* Given data *
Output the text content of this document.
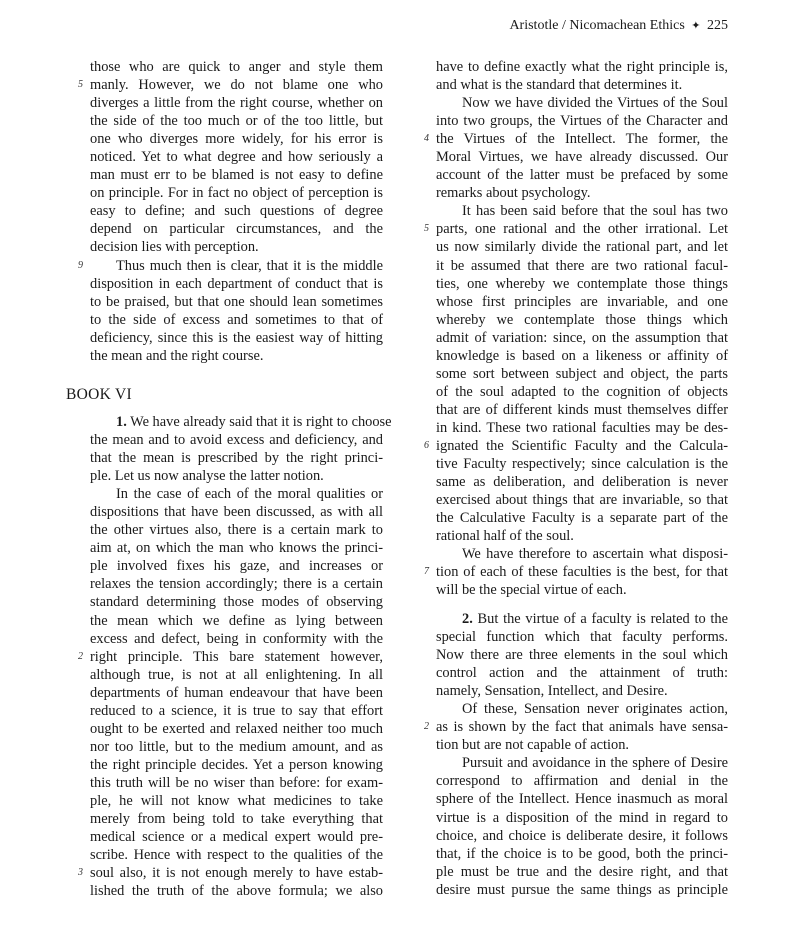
Aristotle / Nicomachean Ethics ✦ 225
those who are quick to anger and style them
5 manly. However, we do not blame one who
diverges a little from the right course, whether on
the side of the too much or of the too little, but
one who diverges more widely, for his error is
noticed. Yet to what degree and how seriously a
man must err to be blamed is not easy to define
on principle. For in fact no object of perception is
easy to define; and such questions of degree
depend on particular circumstances, and the
decision lies with perception.
9 Thus much then is clear, that it is the middle
disposition in each department of conduct that is
to be praised, but that one should lean sometimes
to the side of excess and sometimes to that of
deficiency, since this is the easiest way of hitting
the mean and the right course.
BOOK VI
1. We have already said that it is right to choose
the mean and to avoid excess and deficiency, and
that the mean is prescribed by the right princi-
ple. Let us now analyse the latter notion.
In the case of each of the moral qualities or
dispositions that have been discussed, as with all
the other virtues also, there is a certain mark to
aim at, on which the man who knows the princi-
ple involved fixes his gaze, and increases or
relaxes the tension accordingly; there is a certain
standard determining those modes of observing
the mean which we define as lying between
excess and defect, being in conformity with the
2 right principle. This bare statement however,
although true, is not at all enlightening. In all
departments of human endeavour that have been
reduced to a science, it is true to say that effort
ought to be exerted and relaxed neither too much
nor too little, but to the medium amount, and as
the right principle decides. Yet a person knowing
this truth will be no wiser than before: for exam-
ple, he will not know what medicines to take
merely from being told to take everything that
medical science or a medical expert would pre-
scribe. Hence with respect to the qualities of the
3 soul also, it is not enough merely to have estab-
lished the truth of the above formula; we also
have to define exactly what the right principle is,
and what is the standard that determines it.
Now we have divided the Virtues of the Soul
into two groups, the Virtues of the Character and
4 the Virtues of the Intellect. The former, the
Moral Virtues, we have already discussed. Our
account of the latter must be prefaced by some
remarks about psychology.
It has been said before that the soul has two
5 parts, one rational and the other irrational. Let
us now similarly divide the rational part, and let
it be assumed that there are two rational facul-
ties, one whereby we contemplate those things
whose first principles are invariable, and one
whereby we contemplate those things which
admit of variation: since, on the assumption that
knowledge is based on a likeness or affinity of
some sort between subject and object, the parts
of the soul adapted to the cognition of objects
that are of different kinds must themselves differ
in kind. These two rational faculties may be des-
6 ignated the Scientific Faculty and the Calcula-
tive Faculty respectively; since calculation is the
same as deliberation, and deliberation is never
exercised about things that are invariable, so that
the Calculative Faculty is a separate part of the
rational half of the soul.
We have therefore to ascertain what disposi-
7 tion of each of these faculties is the best, for that
will be the special virtue of each.
2. But the virtue of a faculty is related to the
special function which that faculty performs.
Now there are three elements in the soul which
control action and the attainment of truth:
namely, Sensation, Intellect, and Desire.
Of these, Sensation never originates action,
2 as is shown by the fact that animals have sensa-
tion but are not capable of action.
Pursuit and avoidance in the sphere of Desire
correspond to affirmation and denial in the
sphere of the Intellect. Hence inasmuch as moral
virtue is a disposition of the mind in regard to
choice, and choice is deliberate desire, it follows
that, if the choice is to be good, both the princi-
ple must be true and the desire right, and that
desire must pursue the same things as principle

* Goal of the exercise *
Find all lines holding the string "excess" and copy them.

* Answer for the task *
to the side of excess and sometimes to that of
the mean and to avoid excess and deficiency, and
excess and defect, being in conformity with the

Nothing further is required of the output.